**What is expected**. Write out all the entries word for word, but skip any images.

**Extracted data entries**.
**********
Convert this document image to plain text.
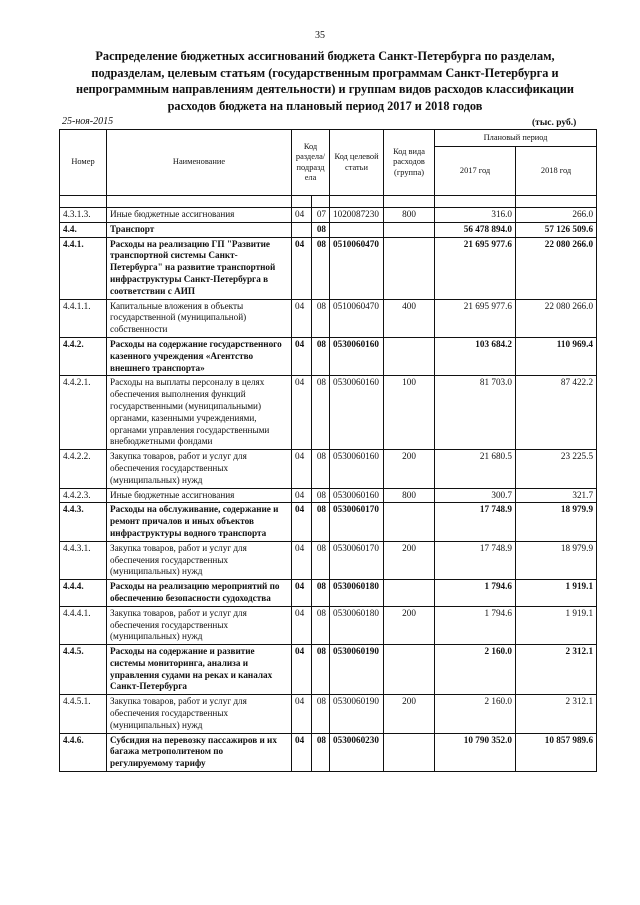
35
Распределение бюджетных ассигнований бюджета Санкт-Петербурга по разделам, подразделам, целевым статьям (государственным программам Санкт-Петербурга и непрограммным направлениям деятельности) и группам видов расходов классификации расходов бюджета на плановый период 2017 и 2018 годов
25-ноя-2015	(тыс. руб.)
Номер	Наименование	Код раздела/ подразд ела		Код целевой статьи	Код вида расходов (группа)	Плановый период	
						2017 год	2018 год

4.3.1.3.	Иные бюджетные ассигнования	04	07	1020087230	800	316.0	266.0
4.4.	Транспорт		08			56 478 894.0	57 126 509.6
4.4.1.	Расходы на реализацию ГП "Развитие транспортной системы Санкт-Петербурга" на развитие транспортной инфраструктуры Санкт-Петербурга в соответствии с АИП	04	08	0510060470		21 695 977.6	22 080 266.0
4.4.1.1.	Капитальные вложения в объекты государственной (муниципальной) собственности	04	08	0510060470	400	21 695 977.6	22 080 266.0
4.4.2.	Расходы на содержание государственного казенного учреждения «Агентство внешнего транспорта»	04	08	0530060160		103 684.2	110 969.4
4.4.2.1.	Расходы на выплаты персоналу в целях обеспечения выполнения функций государственными (муниципальными) органами, казенными учреждениями, органами управления государственными внебюджетными фондами	04	08	0530060160	100	81 703.0	87 422.2
4.4.2.2.	Закупка товаров, работ и услуг для обеспечения государственных (муниципальных) нужд	04	08	0530060160	200	21 680.5	23 225.5
4.4.2.3.	Иные бюджетные ассигнования	04	08	0530060160	800	300.7	321.7
4.4.3.	Расходы на обслуживание, содержание и ремонт причалов и иных объектов инфраструктуры водного транспорта	04	08	0530060170		17 748.9	18 979.9
4.4.3.1.	Закупка товаров, работ и услуг для обеспечения государственных (муниципальных) нужд	04	08	0530060170	200	17 748.9	18 979.9
4.4.4.	Расходы на реализацию мероприятий по обеспечению безопасности судоходства	04	08	0530060180		1 794.6	1 919.1
4.4.4.1.	Закупка товаров, работ и услуг для обеспечения государственных (муниципальных) нужд	04	08	0530060180	200	1 794.6	1 919.1
4.4.5.	Расходы на содержание и развитие системы мониторинга, анализа и управления судами на реках и каналах Санкт-Петербурга	04	08	0530060190		2 160.0	2 312.1
4.4.5.1.	Закупка товаров, работ и услуг для обеспечения государственных (муниципальных) нужд	04	08	0530060190	200	2 160.0	2 312.1
4.4.6.	Субсидия на перевозку пассажиров и их багажа метрополитеном по регулируемому тарифу	04	08	0530060230		10 790 352.0	10 857 989.6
**********
**Result of the task**.
Convert this document image to plain text.
35
Распределение бюджетных ассигнований бюджета Санкт-Петербурга по разделам, подразделам, целевым статьям (государственным программам Санкт-Петербурга и непрограммным направлениям деятельности) и группам видов расходов классификации расходов бюджета на плановый период 2017 и 2018 годов
25-ноя-2015	(тыс. руб.)
Номер	Наименование	Код раздела/ подразд ела		Код целевой статьи	Код вида расходов (группа)	Плановый период	
						2017 год	2018 год

4.3.1.3.	Иные бюджетные ассигнования	04	07	1020087230	800	316.0	266.0
4.4.	Транспорт		08			56 478 894.0	57 126 509.6
4.4.1.	Расходы на реализацию ГП "Развитие транспортной системы Санкт-Петербурга" на развитие транспортной инфраструктуры Санкт-Петербурга в соответствии с АИП	04	08	0510060470		21 695 977.6	22 080 266.0
4.4.1.1.	Капитальные вложения в объекты государственной (муниципальной) собственности	04	08	0510060470	400	21 695 977.6	22 080 266.0
4.4.2.	Расходы на содержание государственного казенного учреждения «Агентство внешнего транспорта»	04	08	0530060160		103 684.2	110 969.4
4.4.2.1.	Расходы на выплаты персоналу в целях обеспечения выполнения функций государственными (муниципальными) органами, казенными учреждениями, органами управления государственными внебюджетными фондами	04	08	0530060160	100	81 703.0	87 422.2
4.4.2.2.	Закупка товаров, работ и услуг для обеспечения государственных (муниципальных) нужд	04	08	0530060160	200	21 680.5	23 225.5
4.4.2.3.	Иные бюджетные ассигнования	04	08	0530060160	800	300.7	321.7
4.4.3.	Расходы на обслуживание, содержание и ремонт причалов и иных объектов инфраструктуры водного транспорта	04	08	0530060170		17 748.9	18 979.9
4.4.3.1.	Закупка товаров, работ и услуг для обеспечения государственных (муниципальных) нужд	04	08	0530060170	200	17 748.9	18 979.9
4.4.4.	Расходы на реализацию мероприятий по обеспечению безопасности судоходства	04	08	0530060180		1 794.6	1 919.1
4.4.4.1.	Закупка товаров, работ и услуг для обеспечения государственных (муниципальных) нужд	04	08	0530060180	200	1 794.6	1 919.1
4.4.5.	Расходы на содержание и развитие системы мониторинга, анализа и управления судами на реках и каналах Санкт-Петербурга	04	08	0530060190		2 160.0	2 312.1
4.4.5.1.	Закупка товаров, работ и услуг для обеспечения государственных (муниципальных) нужд	04	08	0530060190	200	2 160.0	2 312.1
4.4.6.	Субсидия на перевозку пассажиров и их багажа метрополитеном по регулируемому тарифу	04	08	0530060230		10 790 352.0	10 857 989.6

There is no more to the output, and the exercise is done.